#### [SET TASK]
Skip the images and return the records below exactly.

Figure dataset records
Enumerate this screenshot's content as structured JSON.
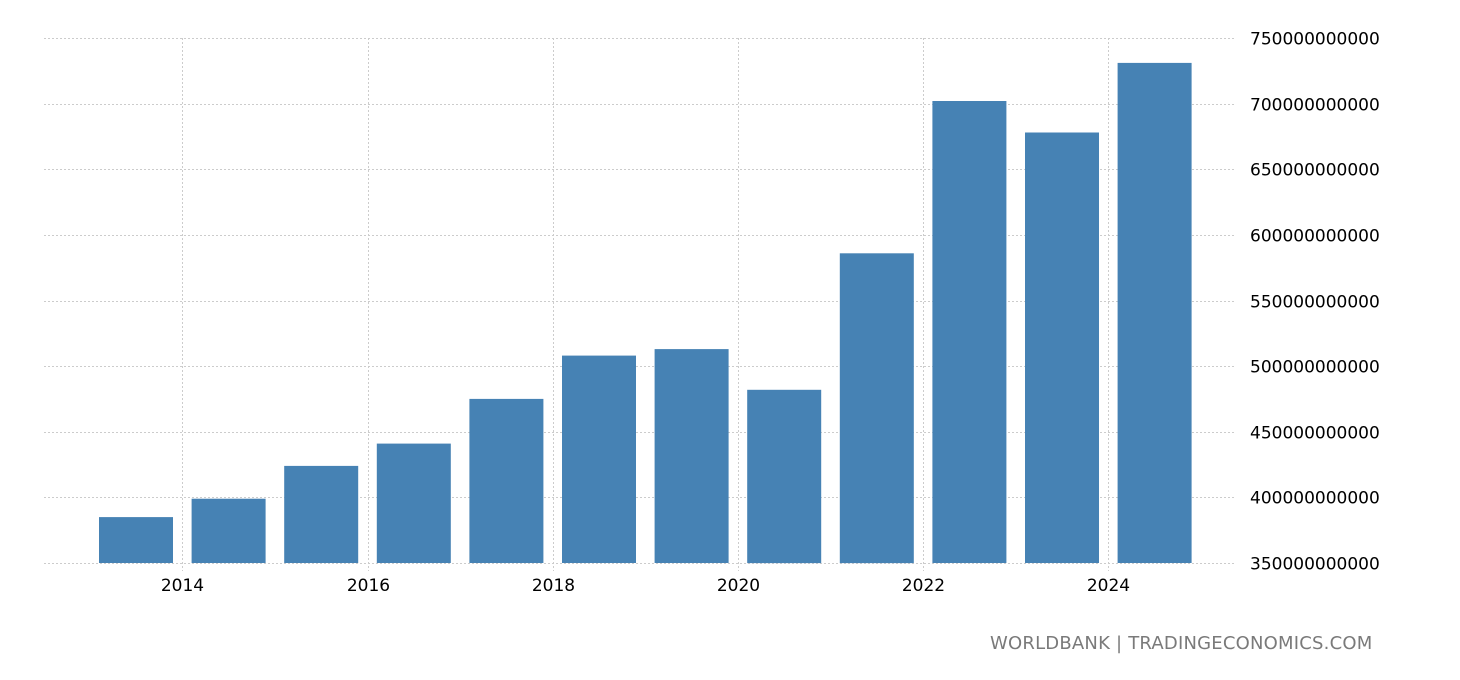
{
  "chart_data": {
    "type": "bar",
    "title": "",
    "xlabel": "",
    "ylabel": "",
    "categories": [
      "2013",
      "2014",
      "2015",
      "2016",
      "2017",
      "2018",
      "2019",
      "2020",
      "2021",
      "2022",
      "2023",
      "2024"
    ],
    "values": [
      385000000000,
      399000000000,
      424000000000,
      441000000000,
      475000000000,
      508000000000,
      513000000000,
      482000000000,
      586000000000,
      702000000000,
      678000000000,
      731000000000
    ],
    "ylim": [
      350000000000,
      750000000000
    ],
    "yticks": [
      "350000000000",
      "400000000000",
      "450000000000",
      "500000000000",
      "550000000000",
      "600000000000",
      "650000000000",
      "700000000000",
      "750000000000"
    ],
    "xticks": [
      "2014",
      "2016",
      "2018",
      "2020",
      "2022",
      "2024"
    ],
    "grid": true,
    "y_axis_position": "right",
    "bar_color": "#4682b4"
  },
  "footer": {
    "source": "WORLDBANK | TRADINGECONOMICS.COM"
  }
}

#### [TASK SOLUTION]
Enumerate this screenshot's content as structured JSON.
{
  "chart_data": {
    "type": "bar",
    "title": "",
    "xlabel": "",
    "ylabel": "",
    "categories": [
      "2013",
      "2014",
      "2015",
      "2016",
      "2017",
      "2018",
      "2019",
      "2020",
      "2021",
      "2022",
      "2023",
      "2024"
    ],
    "values": [
      385000000000,
      399000000000,
      424000000000,
      441000000000,
      475000000000,
      508000000000,
      513000000000,
      482000000000,
      586000000000,
      702000000000,
      678000000000,
      731000000000
    ],
    "ylim": [
      350000000000,
      750000000000
    ],
    "yticks": [
      "350000000000",
      "400000000000",
      "450000000000",
      "500000000000",
      "550000000000",
      "600000000000",
      "650000000000",
      "700000000000",
      "750000000000"
    ],
    "xticks": [
      "2014",
      "2016",
      "2018",
      "2020",
      "2022",
      "2024"
    ],
    "grid": true,
    "y_axis_position": "right",
    "bar_color": "#4682b4"
  },
  "footer": {
    "source": "WORLDBANK | TRADINGECONOMICS.COM"
  }
}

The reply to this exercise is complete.